Start Records for processing
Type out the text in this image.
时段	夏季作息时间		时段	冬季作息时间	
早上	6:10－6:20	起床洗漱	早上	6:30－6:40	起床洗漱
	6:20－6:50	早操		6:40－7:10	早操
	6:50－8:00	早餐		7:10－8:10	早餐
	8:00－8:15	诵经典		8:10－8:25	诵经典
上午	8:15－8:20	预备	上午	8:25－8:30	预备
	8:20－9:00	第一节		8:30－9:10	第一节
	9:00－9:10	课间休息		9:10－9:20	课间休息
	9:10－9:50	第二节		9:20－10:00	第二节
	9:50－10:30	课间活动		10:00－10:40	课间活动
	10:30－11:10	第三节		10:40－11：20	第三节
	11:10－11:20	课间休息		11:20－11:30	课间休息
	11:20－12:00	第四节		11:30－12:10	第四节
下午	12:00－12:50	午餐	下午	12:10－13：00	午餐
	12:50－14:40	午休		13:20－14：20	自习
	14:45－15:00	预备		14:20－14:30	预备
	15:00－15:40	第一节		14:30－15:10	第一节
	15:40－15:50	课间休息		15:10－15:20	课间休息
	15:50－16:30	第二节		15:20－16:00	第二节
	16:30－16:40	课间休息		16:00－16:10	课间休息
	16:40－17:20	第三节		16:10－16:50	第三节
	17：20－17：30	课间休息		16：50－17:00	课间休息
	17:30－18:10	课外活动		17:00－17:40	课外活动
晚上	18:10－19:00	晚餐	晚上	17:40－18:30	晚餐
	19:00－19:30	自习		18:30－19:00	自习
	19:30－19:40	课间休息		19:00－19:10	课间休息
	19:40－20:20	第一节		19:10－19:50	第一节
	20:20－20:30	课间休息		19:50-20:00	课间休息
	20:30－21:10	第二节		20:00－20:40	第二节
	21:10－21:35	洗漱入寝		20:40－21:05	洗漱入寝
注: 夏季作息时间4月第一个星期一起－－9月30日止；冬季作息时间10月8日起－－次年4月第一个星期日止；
End Records for processing
• Task details:
Using the data above, reproduce every line exactly.

• Response for this exercise:
Type out the text in this image.
时段	夏季作息时间		时段	冬季作息时间	
早上	6:10－6:20	起床洗漱	早上	6:30－6:40	起床洗漱
	6:20－6:50	早操		6:40－7:10	早操
	6:50－8:00	早餐		7:10－8:10	早餐
	8:00－8:15	诵经典		8:10－8:25	诵经典
上午	8:15－8:20	预备	上午	8:25－8:30	预备
	8:20－9:00	第一节		8:30－9:10	第一节
	9:00－9:10	课间休息		9:10－9:20	课间休息
	9:10－9:50	第二节		9:20－10:00	第二节
	9:50－10:30	课间活动		10:00－10:40	课间活动
	10:30－11:10	第三节		10:40－11：20	第三节
	11:10－11:20	课间休息		11:20－11:30	课间休息
	11:20－12:00	第四节		11:30－12:10	第四节
下午	12:00－12:50	午餐	下午	12:10－13：00	午餐
	12:50－14:40	午休		13:20－14：20	自习
	14:45－15:00	预备		14:20－14:30	预备
	15:00－15:40	第一节		14:30－15:10	第一节
	15:40－15:50	课间休息		15:10－15:20	课间休息
	15:50－16:30	第二节		15:20－16:00	第二节
	16:30－16:40	课间休息		16:00－16:10	课间休息
	16:40－17:20	第三节		16:10－16:50	第三节
	17：20－17：30	课间休息		16：50－17:00	课间休息
	17:30－18:10	课外活动		17:00－17:40	课外活动
晚上	18:10－19:00	晚餐	晚上	17:40－18:30	晚餐
	19:00－19:30	自习		18:30－19:00	自习
	19:30－19:40	课间休息		19:00－19:10	课间休息
	19:40－20:20	第一节		19:10－19:50	第一节
	20:20－20:30	课间休息		19:50-20:00	课间休息
	20:30－21:10	第二节		20:00－20:40	第二节
	21:10－21:35	洗漱入寝		20:40－21:05	洗漱入寝
注: 夏季作息时间4月第一个星期一起－－9月30日止；冬季作息时间10月8日起－－次年4月第一个星期日止；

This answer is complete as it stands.